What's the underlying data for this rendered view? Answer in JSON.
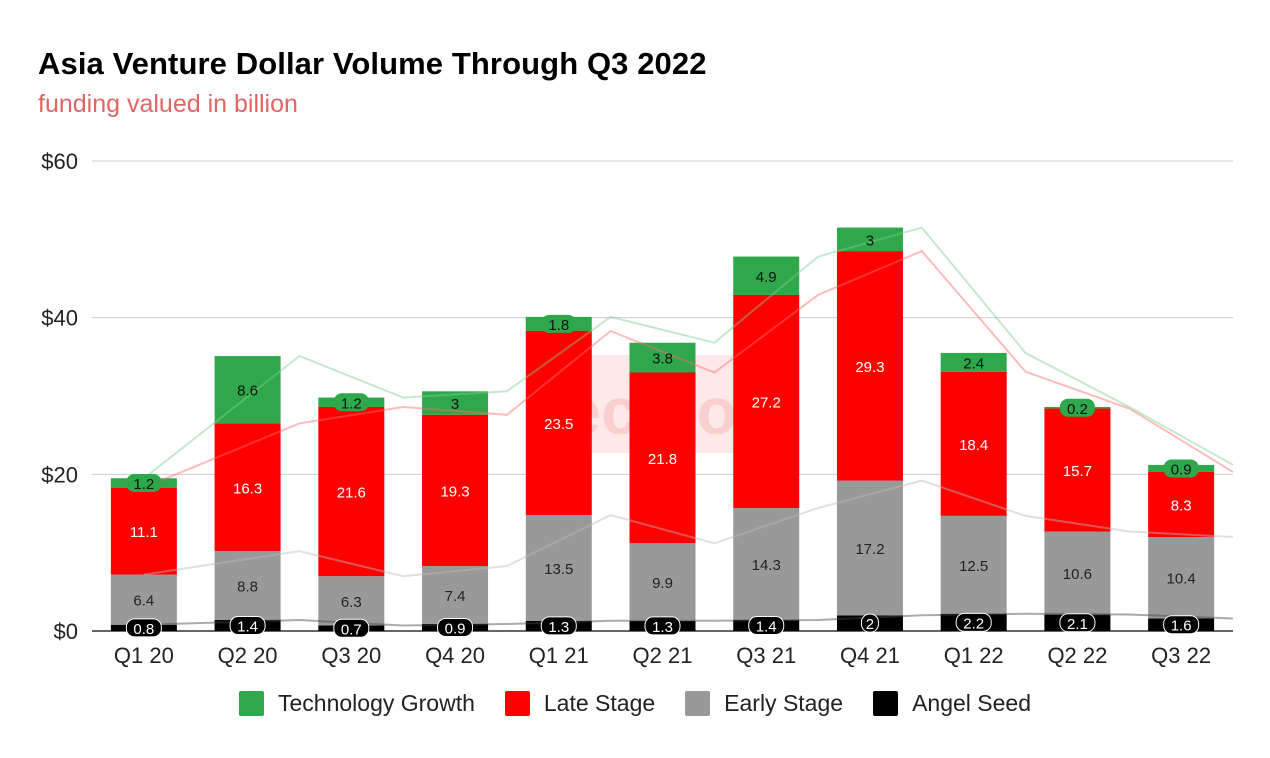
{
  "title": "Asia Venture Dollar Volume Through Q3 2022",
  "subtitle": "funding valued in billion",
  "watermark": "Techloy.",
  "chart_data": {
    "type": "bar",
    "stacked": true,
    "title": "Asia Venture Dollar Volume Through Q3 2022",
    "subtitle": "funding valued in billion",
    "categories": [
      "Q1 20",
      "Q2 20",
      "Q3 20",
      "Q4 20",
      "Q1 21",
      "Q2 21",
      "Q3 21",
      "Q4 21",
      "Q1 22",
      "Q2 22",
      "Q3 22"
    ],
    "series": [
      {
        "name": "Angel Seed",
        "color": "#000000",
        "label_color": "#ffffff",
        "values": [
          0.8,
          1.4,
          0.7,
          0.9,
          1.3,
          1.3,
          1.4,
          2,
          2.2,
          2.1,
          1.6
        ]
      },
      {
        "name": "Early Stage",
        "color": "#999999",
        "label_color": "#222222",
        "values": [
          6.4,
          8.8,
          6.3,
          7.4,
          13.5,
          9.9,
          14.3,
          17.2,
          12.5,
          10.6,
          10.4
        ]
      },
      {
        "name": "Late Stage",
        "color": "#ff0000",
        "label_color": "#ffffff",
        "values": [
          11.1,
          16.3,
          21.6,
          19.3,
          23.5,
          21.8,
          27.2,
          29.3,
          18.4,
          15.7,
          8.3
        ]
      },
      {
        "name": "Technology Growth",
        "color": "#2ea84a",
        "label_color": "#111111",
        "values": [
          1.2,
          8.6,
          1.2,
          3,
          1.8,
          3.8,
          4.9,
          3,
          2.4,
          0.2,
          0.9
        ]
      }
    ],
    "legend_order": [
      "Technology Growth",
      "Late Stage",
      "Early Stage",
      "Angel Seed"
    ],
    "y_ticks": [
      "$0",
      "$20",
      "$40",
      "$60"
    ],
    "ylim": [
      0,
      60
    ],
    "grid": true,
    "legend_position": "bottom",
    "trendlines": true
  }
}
───
* Task statement
Print all entries exactly. The images do not belong in the copy.

* Response to this task
What's the underlying data for this rendered view? Answer in JSON.
{
  "title": "Asia Venture Dollar Volume Through Q3 2022",
  "subtitle": "funding valued in billion",
  "watermark": "Techloy.",
  "chart_data": {
    "type": "bar",
    "stacked": true,
    "title": "Asia Venture Dollar Volume Through Q3 2022",
    "subtitle": "funding valued in billion",
    "categories": [
      "Q1 20",
      "Q2 20",
      "Q3 20",
      "Q4 20",
      "Q1 21",
      "Q2 21",
      "Q3 21",
      "Q4 21",
      "Q1 22",
      "Q2 22",
      "Q3 22"
    ],
    "series": [
      {
        "name": "Angel Seed",
        "color": "#000000",
        "label_color": "#ffffff",
        "values": [
          0.8,
          1.4,
          0.7,
          0.9,
          1.3,
          1.3,
          1.4,
          2,
          2.2,
          2.1,
          1.6
        ]
      },
      {
        "name": "Early Stage",
        "color": "#999999",
        "label_color": "#222222",
        "values": [
          6.4,
          8.8,
          6.3,
          7.4,
          13.5,
          9.9,
          14.3,
          17.2,
          12.5,
          10.6,
          10.4
        ]
      },
      {
        "name": "Late Stage",
        "color": "#ff0000",
        "label_color": "#ffffff",
        "values": [
          11.1,
          16.3,
          21.6,
          19.3,
          23.5,
          21.8,
          27.2,
          29.3,
          18.4,
          15.7,
          8.3
        ]
      },
      {
        "name": "Technology Growth",
        "color": "#2ea84a",
        "label_color": "#111111",
        "values": [
          1.2,
          8.6,
          1.2,
          3,
          1.8,
          3.8,
          4.9,
          3,
          2.4,
          0.2,
          0.9
        ]
      }
    ],
    "legend_order": [
      "Technology Growth",
      "Late Stage",
      "Early Stage",
      "Angel Seed"
    ],
    "y_ticks": [
      "$0",
      "$20",
      "$40",
      "$60"
    ],
    "ylim": [
      0,
      60
    ],
    "grid": true,
    "legend_position": "bottom",
    "trendlines": true
  }
}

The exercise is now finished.